**Aim**: Lift out each line of the data that holds "name".

**The data**:
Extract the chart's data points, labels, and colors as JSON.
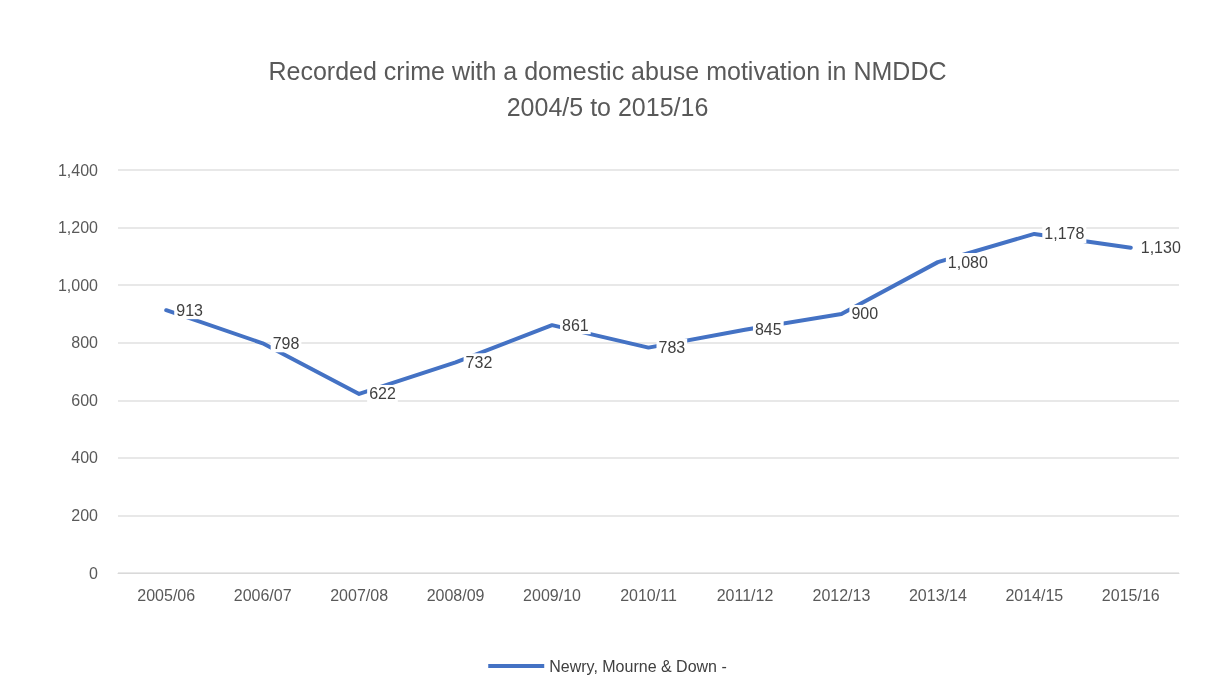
{
  "chart_data": {
    "type": "line",
    "title": "Recorded crime with a domestic abuse motivation in NMDDC\n2004/5 to 2015/16",
    "categories": [
      "2005/06",
      "2006/07",
      "2007/08",
      "2008/09",
      "2009/10",
      "2010/11",
      "2011/12",
      "2012/13",
      "2013/14",
      "2014/15",
      "2015/16"
    ],
    "series": [
      {
        "name": "Newry, Mourne & Down -",
        "color": "#4472c4",
        "values": [
          913,
          798,
          622,
          732,
          861,
          783,
          845,
          900,
          1080,
          1178,
          1130
        ],
        "value_labels": [
          "913",
          "798",
          "622",
          "732",
          "861",
          "783",
          "845",
          "900",
          "1,080",
          "1,178",
          "1,130"
        ]
      }
    ],
    "ylim": [
      0,
      1400
    ],
    "yticks": [
      {
        "value": 0,
        "label": "0"
      },
      {
        "value": 200,
        "label": "200"
      },
      {
        "value": 400,
        "label": "400"
      },
      {
        "value": 600,
        "label": "600"
      },
      {
        "value": 800,
        "label": "800"
      },
      {
        "value": 1000,
        "label": "1,000"
      },
      {
        "value": 1200,
        "label": "1,200"
      },
      {
        "value": 1400,
        "label": "1,400"
      }
    ],
    "grid": "y",
    "legend": "bottom",
    "marker": "none",
    "line_style": "solid"
  }
}
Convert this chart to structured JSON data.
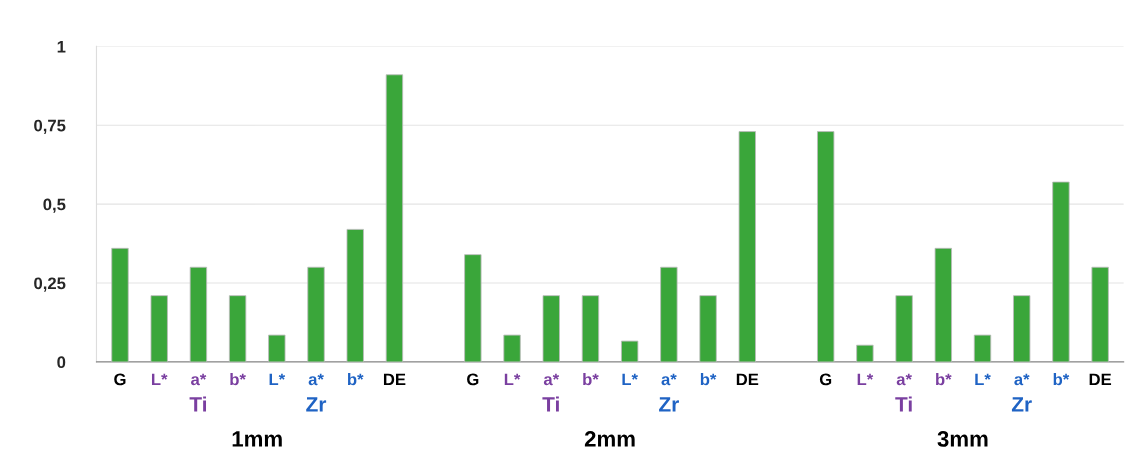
{
  "chart_data": {
    "type": "bar",
    "categories": [
      "G",
      "L*",
      "a*",
      "b*",
      "L*",
      "a*",
      "b*",
      "DE",
      null,
      "G",
      "L*",
      "a*",
      "b*",
      "L*",
      "a*",
      "b*",
      "DE",
      null,
      "G",
      "L*",
      "a*",
      "b*",
      "L*",
      "a*",
      "b*",
      "DE"
    ],
    "series": [
      {
        "color": "#3aa63a",
        "values": [
          0.36,
          0.21,
          0.3,
          0.21,
          0.085,
          0.3,
          0.42,
          0.91,
          null,
          0.34,
          0.085,
          0.21,
          0.21,
          0.066,
          0.3,
          0.21,
          0.73,
          null,
          0.73,
          0.053,
          0.21,
          0.36,
          0.085,
          0.21,
          0.57,
          0.3
        ]
      }
    ],
    "ylim": [
      0,
      1
    ],
    "yticks": [
      0,
      {
        "value": 0.25,
        "label": "0,25"
      },
      {
        "value": 0.5,
        "label": "0,5"
      },
      {
        "value": 0.75,
        "label": "0,75"
      },
      1
    ],
    "grid": "y",
    "annotations": [
      "Ti",
      "Zr",
      "1mm",
      "Ti",
      "Zr",
      "2mm",
      "Ti",
      "Zr",
      "3mm"
    ]
  }
}
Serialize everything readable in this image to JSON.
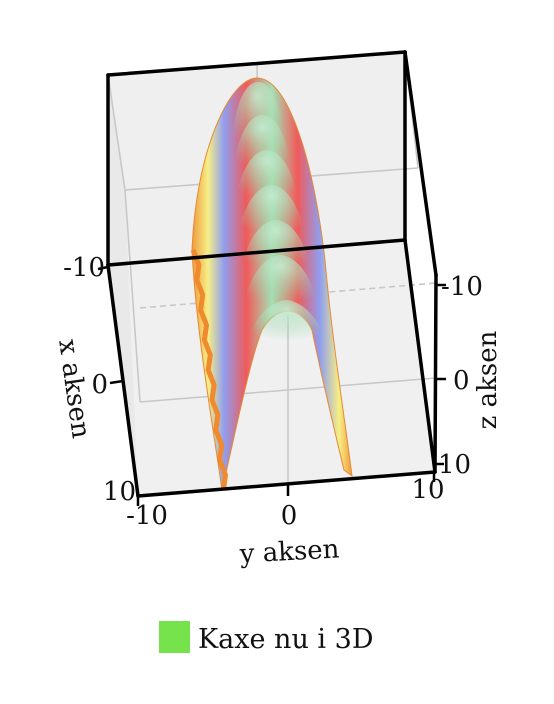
{
  "chart_data": {
    "type": "surface",
    "title": "",
    "x_axis": {
      "label": "x aksen",
      "range": [
        -10,
        10
      ],
      "ticks": [
        "-10",
        "0",
        "10"
      ]
    },
    "y_axis": {
      "label": "y aksen",
      "range": [
        -10,
        10
      ],
      "ticks": [
        "-10",
        "0",
        "10"
      ]
    },
    "z_axis": {
      "label": "z aksen",
      "range": [
        -10,
        10
      ],
      "ticks": [
        "-10",
        "0",
        "10"
      ]
    },
    "surface": {
      "shape": "parabolic ridge (height falls with y^2)",
      "ridge_y": 0,
      "colormap": [
        "#8fd19e",
        "#a6e0b4",
        "#f05a5a",
        "#8f9ef0",
        "#f7ef85",
        "#f09a3e"
      ]
    },
    "grid": true,
    "legend": {
      "placement": "bottom-center",
      "entries": [
        {
          "name": "Kaxe nu i 3D",
          "color": "#76e24c"
        }
      ]
    }
  }
}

**Task response**:
        "name": "Newry, Mourne & Down -",
          "name": "Kaxe nu i 3D",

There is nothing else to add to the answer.